SUPPLIED DATA |
+ + + + +

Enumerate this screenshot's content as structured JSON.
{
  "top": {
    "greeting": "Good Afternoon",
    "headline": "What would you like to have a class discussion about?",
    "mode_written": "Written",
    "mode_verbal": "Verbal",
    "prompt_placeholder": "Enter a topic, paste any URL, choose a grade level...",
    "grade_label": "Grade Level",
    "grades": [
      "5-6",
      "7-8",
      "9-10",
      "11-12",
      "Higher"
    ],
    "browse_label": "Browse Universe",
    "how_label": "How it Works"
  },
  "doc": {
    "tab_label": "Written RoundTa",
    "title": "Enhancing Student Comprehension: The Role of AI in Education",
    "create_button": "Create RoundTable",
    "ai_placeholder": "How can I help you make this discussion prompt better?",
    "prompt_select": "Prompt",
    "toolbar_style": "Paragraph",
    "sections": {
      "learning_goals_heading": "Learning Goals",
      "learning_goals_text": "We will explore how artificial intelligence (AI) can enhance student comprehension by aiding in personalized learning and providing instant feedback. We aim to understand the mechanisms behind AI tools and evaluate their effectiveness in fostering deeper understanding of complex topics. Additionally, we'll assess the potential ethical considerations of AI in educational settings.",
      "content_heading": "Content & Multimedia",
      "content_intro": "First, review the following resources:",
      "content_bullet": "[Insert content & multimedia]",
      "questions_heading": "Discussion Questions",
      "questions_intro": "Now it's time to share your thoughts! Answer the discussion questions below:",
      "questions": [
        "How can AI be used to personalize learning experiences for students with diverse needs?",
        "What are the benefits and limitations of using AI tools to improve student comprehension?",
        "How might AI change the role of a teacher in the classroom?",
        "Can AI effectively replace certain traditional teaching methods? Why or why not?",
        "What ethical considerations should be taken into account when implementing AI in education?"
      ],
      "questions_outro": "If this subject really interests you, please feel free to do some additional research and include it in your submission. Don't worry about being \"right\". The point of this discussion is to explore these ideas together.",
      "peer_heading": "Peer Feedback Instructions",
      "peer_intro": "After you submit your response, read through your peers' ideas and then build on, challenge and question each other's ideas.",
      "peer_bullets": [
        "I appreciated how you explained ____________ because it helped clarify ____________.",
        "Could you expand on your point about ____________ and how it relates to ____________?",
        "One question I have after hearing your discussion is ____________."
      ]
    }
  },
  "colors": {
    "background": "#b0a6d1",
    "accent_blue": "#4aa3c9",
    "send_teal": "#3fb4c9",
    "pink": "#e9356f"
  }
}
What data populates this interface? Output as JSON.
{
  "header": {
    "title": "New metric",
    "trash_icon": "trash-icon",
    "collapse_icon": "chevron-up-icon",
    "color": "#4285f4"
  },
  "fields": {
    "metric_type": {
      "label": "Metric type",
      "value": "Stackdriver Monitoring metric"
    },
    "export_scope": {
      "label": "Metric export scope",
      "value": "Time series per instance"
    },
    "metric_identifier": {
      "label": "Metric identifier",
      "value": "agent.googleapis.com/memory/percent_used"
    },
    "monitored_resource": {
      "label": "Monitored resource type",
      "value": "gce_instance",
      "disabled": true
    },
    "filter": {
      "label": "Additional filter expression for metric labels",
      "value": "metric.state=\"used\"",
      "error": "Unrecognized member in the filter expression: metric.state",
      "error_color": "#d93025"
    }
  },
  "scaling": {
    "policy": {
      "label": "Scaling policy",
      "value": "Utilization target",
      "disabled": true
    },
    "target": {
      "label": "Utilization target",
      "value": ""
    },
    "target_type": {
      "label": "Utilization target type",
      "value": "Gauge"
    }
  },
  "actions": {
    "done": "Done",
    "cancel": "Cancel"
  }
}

+ + + + +

WRITTEN TASK | Using the listing above, pick out each line that contains the word "have", then copy it.

ANSWER TO THIS TASK |
    "headline": "What would you like to have a class discussion about?",
        "One question I have after hearing your discussion is ____________."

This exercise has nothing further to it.